**Exercise task:** Send back the records in full, character for character.

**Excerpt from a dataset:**
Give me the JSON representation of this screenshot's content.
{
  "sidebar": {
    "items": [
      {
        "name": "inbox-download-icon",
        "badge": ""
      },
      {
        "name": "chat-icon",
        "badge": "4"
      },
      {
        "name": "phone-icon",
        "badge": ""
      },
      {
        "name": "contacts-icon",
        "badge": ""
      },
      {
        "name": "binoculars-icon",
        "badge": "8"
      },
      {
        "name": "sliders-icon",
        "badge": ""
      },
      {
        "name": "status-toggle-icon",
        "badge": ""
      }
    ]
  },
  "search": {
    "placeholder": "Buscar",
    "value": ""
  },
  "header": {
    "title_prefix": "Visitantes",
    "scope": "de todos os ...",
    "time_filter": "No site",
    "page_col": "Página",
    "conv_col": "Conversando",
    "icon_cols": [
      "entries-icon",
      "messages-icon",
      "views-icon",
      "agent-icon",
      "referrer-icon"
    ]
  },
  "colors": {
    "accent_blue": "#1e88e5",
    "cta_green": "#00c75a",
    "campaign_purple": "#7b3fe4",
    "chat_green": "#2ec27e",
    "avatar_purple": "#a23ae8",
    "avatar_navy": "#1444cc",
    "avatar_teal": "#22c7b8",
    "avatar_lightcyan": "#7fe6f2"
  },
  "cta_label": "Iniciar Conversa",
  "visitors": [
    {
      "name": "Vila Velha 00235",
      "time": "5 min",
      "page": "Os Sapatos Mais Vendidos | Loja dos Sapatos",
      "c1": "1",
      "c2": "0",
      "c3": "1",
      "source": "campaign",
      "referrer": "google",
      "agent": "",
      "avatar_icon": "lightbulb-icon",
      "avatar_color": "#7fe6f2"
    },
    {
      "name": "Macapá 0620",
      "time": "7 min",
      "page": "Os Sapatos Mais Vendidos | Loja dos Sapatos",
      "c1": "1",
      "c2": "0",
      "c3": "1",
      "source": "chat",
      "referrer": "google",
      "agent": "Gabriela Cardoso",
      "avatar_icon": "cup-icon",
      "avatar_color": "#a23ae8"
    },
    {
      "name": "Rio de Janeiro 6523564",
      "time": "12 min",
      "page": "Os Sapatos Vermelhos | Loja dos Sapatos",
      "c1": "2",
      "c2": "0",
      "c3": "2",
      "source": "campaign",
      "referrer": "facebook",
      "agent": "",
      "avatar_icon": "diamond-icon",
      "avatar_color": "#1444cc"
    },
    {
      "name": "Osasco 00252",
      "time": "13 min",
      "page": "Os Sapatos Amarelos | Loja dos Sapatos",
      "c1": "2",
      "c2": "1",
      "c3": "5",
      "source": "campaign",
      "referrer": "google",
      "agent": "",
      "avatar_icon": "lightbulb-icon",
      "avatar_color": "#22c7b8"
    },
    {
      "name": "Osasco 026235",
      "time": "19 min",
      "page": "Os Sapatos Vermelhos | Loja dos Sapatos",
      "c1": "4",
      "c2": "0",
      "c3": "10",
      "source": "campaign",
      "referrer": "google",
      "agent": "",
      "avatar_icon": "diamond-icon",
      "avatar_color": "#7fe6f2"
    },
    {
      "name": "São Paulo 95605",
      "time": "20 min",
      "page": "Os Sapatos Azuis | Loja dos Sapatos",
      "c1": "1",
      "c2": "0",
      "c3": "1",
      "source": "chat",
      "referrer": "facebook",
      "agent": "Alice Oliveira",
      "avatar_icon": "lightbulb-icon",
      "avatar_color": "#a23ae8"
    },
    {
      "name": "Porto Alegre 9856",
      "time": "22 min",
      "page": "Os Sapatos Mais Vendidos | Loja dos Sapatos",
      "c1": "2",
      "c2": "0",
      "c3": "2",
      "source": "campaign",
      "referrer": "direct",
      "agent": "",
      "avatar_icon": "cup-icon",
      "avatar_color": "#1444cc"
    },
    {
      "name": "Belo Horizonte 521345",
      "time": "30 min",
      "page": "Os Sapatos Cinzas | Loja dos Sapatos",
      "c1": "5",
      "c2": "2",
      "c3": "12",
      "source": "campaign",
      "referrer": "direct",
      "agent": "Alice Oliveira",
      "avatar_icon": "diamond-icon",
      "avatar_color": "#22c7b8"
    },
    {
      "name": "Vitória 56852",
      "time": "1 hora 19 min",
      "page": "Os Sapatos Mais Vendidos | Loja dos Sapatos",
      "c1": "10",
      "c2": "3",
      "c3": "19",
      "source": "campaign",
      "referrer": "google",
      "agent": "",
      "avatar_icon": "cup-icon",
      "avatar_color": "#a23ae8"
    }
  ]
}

**Full answer:**
Give me the JSON representation of this screenshot's content.
{
  "sidebar": {
    "items": [
      {
        "name": "inbox-download-icon",
        "badge": ""
      },
      {
        "name": "chat-icon",
        "badge": "4"
      },
      {
        "name": "phone-icon",
        "badge": ""
      },
      {
        "name": "contacts-icon",
        "badge": ""
      },
      {
        "name": "binoculars-icon",
        "badge": "8"
      },
      {
        "name": "sliders-icon",
        "badge": ""
      },
      {
        "name": "status-toggle-icon",
        "badge": ""
      }
    ]
  },
  "search": {
    "placeholder": "Buscar",
    "value": ""
  },
  "header": {
    "title_prefix": "Visitantes",
    "scope": "de todos os ...",
    "time_filter": "No site",
    "page_col": "Página",
    "conv_col": "Conversando",
    "icon_cols": [
      "entries-icon",
      "messages-icon",
      "views-icon",
      "agent-icon",
      "referrer-icon"
    ]
  },
  "colors": {
    "accent_blue": "#1e88e5",
    "cta_green": "#00c75a",
    "campaign_purple": "#7b3fe4",
    "chat_green": "#2ec27e",
    "avatar_purple": "#a23ae8",
    "avatar_navy": "#1444cc",
    "avatar_teal": "#22c7b8",
    "avatar_lightcyan": "#7fe6f2"
  },
  "cta_label": "Iniciar Conversa",
  "visitors": [
    {
      "name": "Vila Velha 00235",
      "time": "5 min",
      "page": "Os Sapatos Mais Vendidos | Loja dos Sapatos",
      "c1": "1",
      "c2": "0",
      "c3": "1",
      "source": "campaign",
      "referrer": "google",
      "agent": "",
      "avatar_icon": "lightbulb-icon",
      "avatar_color": "#7fe6f2"
    },
    {
      "name": "Macapá 0620",
      "time": "7 min",
      "page": "Os Sapatos Mais Vendidos | Loja dos Sapatos",
      "c1": "1",
      "c2": "0",
      "c3": "1",
      "source": "chat",
      "referrer": "google",
      "agent": "Gabriela Cardoso",
      "avatar_icon": "cup-icon",
      "avatar_color": "#a23ae8"
    },
    {
      "name": "Rio de Janeiro 6523564",
      "time": "12 min",
      "page": "Os Sapatos Vermelhos | Loja dos Sapatos",
      "c1": "2",
      "c2": "0",
      "c3": "2",
      "source": "campaign",
      "referrer": "facebook",
      "agent": "",
      "avatar_icon": "diamond-icon",
      "avatar_color": "#1444cc"
    },
    {
      "name": "Osasco 00252",
      "time": "13 min",
      "page": "Os Sapatos Amarelos | Loja dos Sapatos",
      "c1": "2",
      "c2": "1",
      "c3": "5",
      "source": "campaign",
      "referrer": "google",
      "agent": "",
      "avatar_icon": "lightbulb-icon",
      "avatar_color": "#22c7b8"
    },
    {
      "name": "Osasco 026235",
      "time": "19 min",
      "page": "Os Sapatos Vermelhos | Loja dos Sapatos",
      "c1": "4",
      "c2": "0",
      "c3": "10",
      "source": "campaign",
      "referrer": "google",
      "agent": "",
      "avatar_icon": "diamond-icon",
      "avatar_color": "#7fe6f2"
    },
    {
      "name": "São Paulo 95605",
      "time": "20 min",
      "page": "Os Sapatos Azuis | Loja dos Sapatos",
      "c1": "1",
      "c2": "0",
      "c3": "1",
      "source": "chat",
      "referrer": "facebook",
      "agent": "Alice Oliveira",
      "avatar_icon": "lightbulb-icon",
      "avatar_color": "#a23ae8"
    },
    {
      "name": "Porto Alegre 9856",
      "time": "22 min",
      "page": "Os Sapatos Mais Vendidos | Loja dos Sapatos",
      "c1": "2",
      "c2": "0",
      "c3": "2",
      "source": "campaign",
      "referrer": "direct",
      "agent": "",
      "avatar_icon": "cup-icon",
      "avatar_color": "#1444cc"
    },
    {
      "name": "Belo Horizonte 521345",
      "time": "30 min",
      "page": "Os Sapatos Cinzas | Loja dos Sapatos",
      "c1": "5",
      "c2": "2",
      "c3": "12",
      "source": "campaign",
      "referrer": "direct",
      "agent": "Alice Oliveira",
      "avatar_icon": "diamond-icon",
      "avatar_color": "#22c7b8"
    },
    {
      "name": "Vitória 56852",
      "time": "1 hora 19 min",
      "page": "Os Sapatos Mais Vendidos | Loja dos Sapatos",
      "c1": "10",
      "c2": "3",
      "c3": "19",
      "source": "campaign",
      "referrer": "google",
      "agent": "",
      "avatar_icon": "cup-icon",
      "avatar_color": "#a23ae8"
    }
  ]
}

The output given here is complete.